▶ What is required: Print out every line, exactly as written.

▶ Supplied information:
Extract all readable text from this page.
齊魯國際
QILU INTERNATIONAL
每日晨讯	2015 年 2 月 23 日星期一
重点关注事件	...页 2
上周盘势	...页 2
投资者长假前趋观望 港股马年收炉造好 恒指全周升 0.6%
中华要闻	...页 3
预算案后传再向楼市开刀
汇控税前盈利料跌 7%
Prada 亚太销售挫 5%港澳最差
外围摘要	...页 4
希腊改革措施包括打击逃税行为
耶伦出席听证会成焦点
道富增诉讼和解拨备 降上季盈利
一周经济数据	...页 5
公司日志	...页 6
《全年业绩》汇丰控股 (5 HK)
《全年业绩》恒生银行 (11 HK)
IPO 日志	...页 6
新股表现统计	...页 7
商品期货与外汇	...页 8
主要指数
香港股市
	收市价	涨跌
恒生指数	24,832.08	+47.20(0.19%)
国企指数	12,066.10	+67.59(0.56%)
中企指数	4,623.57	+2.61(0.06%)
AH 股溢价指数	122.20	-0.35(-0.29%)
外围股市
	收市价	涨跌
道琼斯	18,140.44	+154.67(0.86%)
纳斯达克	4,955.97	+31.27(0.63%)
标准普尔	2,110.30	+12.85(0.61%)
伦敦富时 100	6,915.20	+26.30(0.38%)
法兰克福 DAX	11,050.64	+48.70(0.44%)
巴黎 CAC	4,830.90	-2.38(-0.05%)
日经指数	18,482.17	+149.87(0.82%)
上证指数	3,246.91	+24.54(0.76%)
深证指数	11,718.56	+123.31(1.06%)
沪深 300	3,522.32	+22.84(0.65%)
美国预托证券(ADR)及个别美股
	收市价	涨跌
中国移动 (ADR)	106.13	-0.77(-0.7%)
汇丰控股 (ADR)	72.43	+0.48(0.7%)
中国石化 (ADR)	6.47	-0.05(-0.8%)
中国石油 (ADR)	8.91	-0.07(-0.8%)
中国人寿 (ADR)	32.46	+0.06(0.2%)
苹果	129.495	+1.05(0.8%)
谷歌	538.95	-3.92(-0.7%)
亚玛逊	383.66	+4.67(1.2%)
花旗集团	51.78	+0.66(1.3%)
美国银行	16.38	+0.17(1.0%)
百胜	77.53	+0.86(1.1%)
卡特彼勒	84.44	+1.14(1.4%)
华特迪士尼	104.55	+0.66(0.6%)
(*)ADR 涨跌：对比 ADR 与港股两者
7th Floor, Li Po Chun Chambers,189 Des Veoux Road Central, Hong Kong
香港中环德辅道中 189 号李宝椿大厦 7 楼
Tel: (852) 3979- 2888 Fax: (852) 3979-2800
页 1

▶ Solved problem:
Extract all readable text from this page.
齊魯國際
QILU INTERNATIONAL
每日晨讯	2015 年 2 月 23 日星期一
重点关注事件	...页 2
上周盘势	...页 2
投资者长假前趋观望 港股马年收炉造好 恒指全周升 0.6%
中华要闻	...页 3
预算案后传再向楼市开刀
汇控税前盈利料跌 7%
Prada 亚太销售挫 5%港澳最差
外围摘要	...页 4
希腊改革措施包括打击逃税行为
耶伦出席听证会成焦点
道富增诉讼和解拨备 降上季盈利
一周经济数据	...页 5
公司日志	...页 6
《全年业绩》汇丰控股 (5 HK)
《全年业绩》恒生银行 (11 HK)
IPO 日志	...页 6
新股表现统计	...页 7
商品期货与外汇	...页 8
主要指数
香港股市
	收市价	涨跌
恒生指数	24,832.08	+47.20(0.19%)
国企指数	12,066.10	+67.59(0.56%)
中企指数	4,623.57	+2.61(0.06%)
AH 股溢价指数	122.20	-0.35(-0.29%)
外围股市
	收市价	涨跌
道琼斯	18,140.44	+154.67(0.86%)
纳斯达克	4,955.97	+31.27(0.63%)
标准普尔	2,110.30	+12.85(0.61%)
伦敦富时 100	6,915.20	+26.30(0.38%)
法兰克福 DAX	11,050.64	+48.70(0.44%)
巴黎 CAC	4,830.90	-2.38(-0.05%)
日经指数	18,482.17	+149.87(0.82%)
上证指数	3,246.91	+24.54(0.76%)
深证指数	11,718.56	+123.31(1.06%)
沪深 300	3,522.32	+22.84(0.65%)
美国预托证券(ADR)及个别美股
	收市价	涨跌
中国移动 (ADR)	106.13	-0.77(-0.7%)
汇丰控股 (ADR)	72.43	+0.48(0.7%)
中国石化 (ADR)	6.47	-0.05(-0.8%)
中国石油 (ADR)	8.91	-0.07(-0.8%)
中国人寿 (ADR)	32.46	+0.06(0.2%)
苹果	129.495	+1.05(0.8%)
谷歌	538.95	-3.92(-0.7%)
亚玛逊	383.66	+4.67(1.2%)
花旗集团	51.78	+0.66(1.3%)
美国银行	16.38	+0.17(1.0%)
百胜	77.53	+0.86(1.1%)
卡特彼勒	84.44	+1.14(1.4%)
华特迪士尼	104.55	+0.66(0.6%)
(*)ADR 涨跌：对比 ADR 与港股两者
7th Floor, Li Po Chun Chambers,189 Des Veoux Road Central, Hong Kong
香港中环德辅道中 189 号李宝椿大厦 7 楼
Tel: (852) 3979- 2888 Fax: (852) 3979-2800
页 1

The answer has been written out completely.